**Exercise brief:** Single out the lines that include the word "failed". Copy them.

[Begin Material supplied]

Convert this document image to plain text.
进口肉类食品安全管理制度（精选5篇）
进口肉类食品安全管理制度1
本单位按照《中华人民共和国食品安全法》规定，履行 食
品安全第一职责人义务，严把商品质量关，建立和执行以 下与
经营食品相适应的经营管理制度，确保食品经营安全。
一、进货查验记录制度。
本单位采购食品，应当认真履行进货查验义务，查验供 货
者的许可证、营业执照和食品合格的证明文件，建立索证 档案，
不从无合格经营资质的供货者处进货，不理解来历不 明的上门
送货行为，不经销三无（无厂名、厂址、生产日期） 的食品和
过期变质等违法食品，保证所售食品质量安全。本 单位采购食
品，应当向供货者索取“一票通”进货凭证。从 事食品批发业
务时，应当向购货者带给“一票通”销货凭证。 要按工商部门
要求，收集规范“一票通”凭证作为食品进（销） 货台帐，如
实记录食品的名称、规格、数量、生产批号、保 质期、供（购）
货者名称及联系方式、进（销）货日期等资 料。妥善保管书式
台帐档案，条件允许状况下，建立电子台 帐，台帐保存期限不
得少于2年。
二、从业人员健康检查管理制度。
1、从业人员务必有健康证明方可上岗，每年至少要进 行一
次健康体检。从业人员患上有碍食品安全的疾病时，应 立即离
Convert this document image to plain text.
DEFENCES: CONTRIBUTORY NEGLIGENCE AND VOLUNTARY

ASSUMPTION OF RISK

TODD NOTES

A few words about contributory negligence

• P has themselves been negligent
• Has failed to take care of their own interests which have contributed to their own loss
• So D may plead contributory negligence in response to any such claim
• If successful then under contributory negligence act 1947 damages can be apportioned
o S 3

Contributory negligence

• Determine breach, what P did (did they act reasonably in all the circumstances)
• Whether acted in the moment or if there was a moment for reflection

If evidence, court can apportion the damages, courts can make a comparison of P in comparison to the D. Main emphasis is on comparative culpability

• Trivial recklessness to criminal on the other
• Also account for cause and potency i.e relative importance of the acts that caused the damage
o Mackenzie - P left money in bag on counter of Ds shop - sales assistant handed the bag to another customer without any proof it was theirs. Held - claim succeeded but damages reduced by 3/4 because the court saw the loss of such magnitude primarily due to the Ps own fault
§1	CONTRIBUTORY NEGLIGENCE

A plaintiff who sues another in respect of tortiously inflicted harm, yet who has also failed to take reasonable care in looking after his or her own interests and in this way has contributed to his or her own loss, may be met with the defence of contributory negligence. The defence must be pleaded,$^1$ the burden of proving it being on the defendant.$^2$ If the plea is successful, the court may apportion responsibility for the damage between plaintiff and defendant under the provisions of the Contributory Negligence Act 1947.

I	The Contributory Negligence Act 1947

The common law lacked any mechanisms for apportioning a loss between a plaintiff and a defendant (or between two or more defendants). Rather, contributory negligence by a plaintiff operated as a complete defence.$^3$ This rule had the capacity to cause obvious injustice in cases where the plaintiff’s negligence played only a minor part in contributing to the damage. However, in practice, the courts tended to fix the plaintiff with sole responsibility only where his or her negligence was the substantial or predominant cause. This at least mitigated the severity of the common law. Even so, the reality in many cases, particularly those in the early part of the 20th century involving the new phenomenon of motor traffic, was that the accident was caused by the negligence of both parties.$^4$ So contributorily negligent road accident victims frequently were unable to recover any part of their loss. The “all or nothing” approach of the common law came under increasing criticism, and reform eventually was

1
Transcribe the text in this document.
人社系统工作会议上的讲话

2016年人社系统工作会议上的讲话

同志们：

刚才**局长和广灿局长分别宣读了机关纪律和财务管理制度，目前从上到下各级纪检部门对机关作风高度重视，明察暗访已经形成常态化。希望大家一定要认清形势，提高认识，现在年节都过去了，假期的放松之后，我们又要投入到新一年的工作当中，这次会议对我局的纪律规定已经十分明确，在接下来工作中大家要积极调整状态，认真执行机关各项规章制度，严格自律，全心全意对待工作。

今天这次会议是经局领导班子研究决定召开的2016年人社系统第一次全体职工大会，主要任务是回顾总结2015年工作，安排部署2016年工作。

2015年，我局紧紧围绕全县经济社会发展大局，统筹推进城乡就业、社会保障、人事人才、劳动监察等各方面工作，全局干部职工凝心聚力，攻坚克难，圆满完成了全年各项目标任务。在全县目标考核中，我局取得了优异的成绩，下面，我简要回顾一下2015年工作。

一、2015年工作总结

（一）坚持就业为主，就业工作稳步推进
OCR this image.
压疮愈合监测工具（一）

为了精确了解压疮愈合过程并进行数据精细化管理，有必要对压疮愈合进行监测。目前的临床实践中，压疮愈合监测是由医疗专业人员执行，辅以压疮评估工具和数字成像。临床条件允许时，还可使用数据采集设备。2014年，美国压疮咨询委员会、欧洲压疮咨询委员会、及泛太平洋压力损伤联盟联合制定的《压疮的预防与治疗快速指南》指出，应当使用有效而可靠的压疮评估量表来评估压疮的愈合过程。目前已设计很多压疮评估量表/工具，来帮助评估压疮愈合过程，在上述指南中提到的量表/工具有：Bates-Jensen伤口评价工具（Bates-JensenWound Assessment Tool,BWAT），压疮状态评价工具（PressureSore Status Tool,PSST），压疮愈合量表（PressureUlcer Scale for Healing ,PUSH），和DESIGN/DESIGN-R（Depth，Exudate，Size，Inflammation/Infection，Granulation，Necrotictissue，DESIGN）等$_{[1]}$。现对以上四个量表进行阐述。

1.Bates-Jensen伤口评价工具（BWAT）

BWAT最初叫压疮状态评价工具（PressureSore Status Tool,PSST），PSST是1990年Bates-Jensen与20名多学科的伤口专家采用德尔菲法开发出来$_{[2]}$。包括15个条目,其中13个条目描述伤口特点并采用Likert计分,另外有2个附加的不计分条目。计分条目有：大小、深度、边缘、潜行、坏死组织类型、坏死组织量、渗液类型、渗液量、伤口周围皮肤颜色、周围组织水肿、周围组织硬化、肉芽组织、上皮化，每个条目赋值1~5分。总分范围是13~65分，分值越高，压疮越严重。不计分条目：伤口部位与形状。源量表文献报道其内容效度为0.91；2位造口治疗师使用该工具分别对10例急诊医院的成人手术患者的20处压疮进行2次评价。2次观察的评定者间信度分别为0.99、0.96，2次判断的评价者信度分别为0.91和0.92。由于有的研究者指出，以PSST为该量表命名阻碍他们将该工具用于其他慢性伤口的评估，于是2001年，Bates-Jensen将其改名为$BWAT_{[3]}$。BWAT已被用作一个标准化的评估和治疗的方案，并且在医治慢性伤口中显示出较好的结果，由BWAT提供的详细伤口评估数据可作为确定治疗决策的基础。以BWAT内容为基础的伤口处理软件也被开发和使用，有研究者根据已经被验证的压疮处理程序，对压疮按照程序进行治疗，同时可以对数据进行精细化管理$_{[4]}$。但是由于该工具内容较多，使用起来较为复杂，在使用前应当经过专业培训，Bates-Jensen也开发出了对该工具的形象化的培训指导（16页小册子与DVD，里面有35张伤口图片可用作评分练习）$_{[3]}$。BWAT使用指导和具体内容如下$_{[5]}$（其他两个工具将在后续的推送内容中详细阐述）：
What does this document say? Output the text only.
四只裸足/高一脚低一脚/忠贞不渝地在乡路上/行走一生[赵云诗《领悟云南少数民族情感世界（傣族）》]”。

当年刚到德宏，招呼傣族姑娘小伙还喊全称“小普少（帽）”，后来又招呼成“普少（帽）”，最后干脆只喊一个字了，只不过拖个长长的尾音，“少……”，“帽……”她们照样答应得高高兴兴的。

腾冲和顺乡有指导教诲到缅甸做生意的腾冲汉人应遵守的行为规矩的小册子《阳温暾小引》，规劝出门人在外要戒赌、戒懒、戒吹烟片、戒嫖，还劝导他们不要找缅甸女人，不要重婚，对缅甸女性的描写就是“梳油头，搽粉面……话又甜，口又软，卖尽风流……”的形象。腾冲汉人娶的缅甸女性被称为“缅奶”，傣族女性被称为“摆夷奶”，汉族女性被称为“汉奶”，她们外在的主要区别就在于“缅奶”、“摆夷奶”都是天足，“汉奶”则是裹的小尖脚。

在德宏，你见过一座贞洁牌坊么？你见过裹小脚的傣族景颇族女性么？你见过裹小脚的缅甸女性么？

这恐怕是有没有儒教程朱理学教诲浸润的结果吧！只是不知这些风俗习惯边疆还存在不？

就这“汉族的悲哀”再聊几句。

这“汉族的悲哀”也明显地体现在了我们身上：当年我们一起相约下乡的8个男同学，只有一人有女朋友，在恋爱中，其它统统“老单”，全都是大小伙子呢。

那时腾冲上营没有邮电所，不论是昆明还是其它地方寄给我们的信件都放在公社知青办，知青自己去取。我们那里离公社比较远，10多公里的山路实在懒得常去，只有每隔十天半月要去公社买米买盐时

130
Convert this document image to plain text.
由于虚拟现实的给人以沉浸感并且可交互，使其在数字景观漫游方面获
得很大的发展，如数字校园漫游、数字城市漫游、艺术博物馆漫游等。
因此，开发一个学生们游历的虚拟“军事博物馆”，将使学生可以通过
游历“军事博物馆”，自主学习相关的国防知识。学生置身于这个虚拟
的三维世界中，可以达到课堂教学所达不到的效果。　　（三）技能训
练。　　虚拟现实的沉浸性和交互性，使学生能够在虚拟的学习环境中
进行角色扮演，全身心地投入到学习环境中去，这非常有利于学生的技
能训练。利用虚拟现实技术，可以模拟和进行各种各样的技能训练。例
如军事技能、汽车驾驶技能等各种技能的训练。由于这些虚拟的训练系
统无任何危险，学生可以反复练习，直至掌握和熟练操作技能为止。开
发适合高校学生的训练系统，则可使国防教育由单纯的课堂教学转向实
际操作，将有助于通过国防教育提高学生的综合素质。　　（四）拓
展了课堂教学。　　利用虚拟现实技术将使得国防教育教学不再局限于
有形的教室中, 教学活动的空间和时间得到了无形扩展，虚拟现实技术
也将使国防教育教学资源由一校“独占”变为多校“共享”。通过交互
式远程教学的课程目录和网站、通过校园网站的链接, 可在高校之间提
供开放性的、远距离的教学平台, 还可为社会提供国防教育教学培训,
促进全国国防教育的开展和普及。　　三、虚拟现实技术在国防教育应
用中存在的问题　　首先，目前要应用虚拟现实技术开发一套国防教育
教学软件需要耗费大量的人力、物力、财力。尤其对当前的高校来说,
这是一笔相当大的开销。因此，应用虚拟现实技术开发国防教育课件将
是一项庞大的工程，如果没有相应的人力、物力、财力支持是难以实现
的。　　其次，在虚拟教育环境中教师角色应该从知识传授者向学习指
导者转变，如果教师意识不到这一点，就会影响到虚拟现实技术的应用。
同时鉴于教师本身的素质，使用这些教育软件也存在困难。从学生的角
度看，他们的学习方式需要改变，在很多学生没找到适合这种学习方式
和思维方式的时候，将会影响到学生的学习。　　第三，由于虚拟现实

[End Material supplied]

**Answer to this exercise:**
• Has failed to take care of their own interests which have contributed to their own loss
A plaintiff who sues another in respect of tortiously inflicted harm, yet who has also failed to take reasonable care in looking after his or her own interests and in this way has contributed to his or her own loss, may be met with the defence of contributory negligence. The defence must be pleaded,$^1$ the burden of proving it being on the defendant.$^2$ If the plea is successful, the court may apportion responsibility for the damage between plaintiff and defendant under the provisions of the Contributory Negligence Act 1947.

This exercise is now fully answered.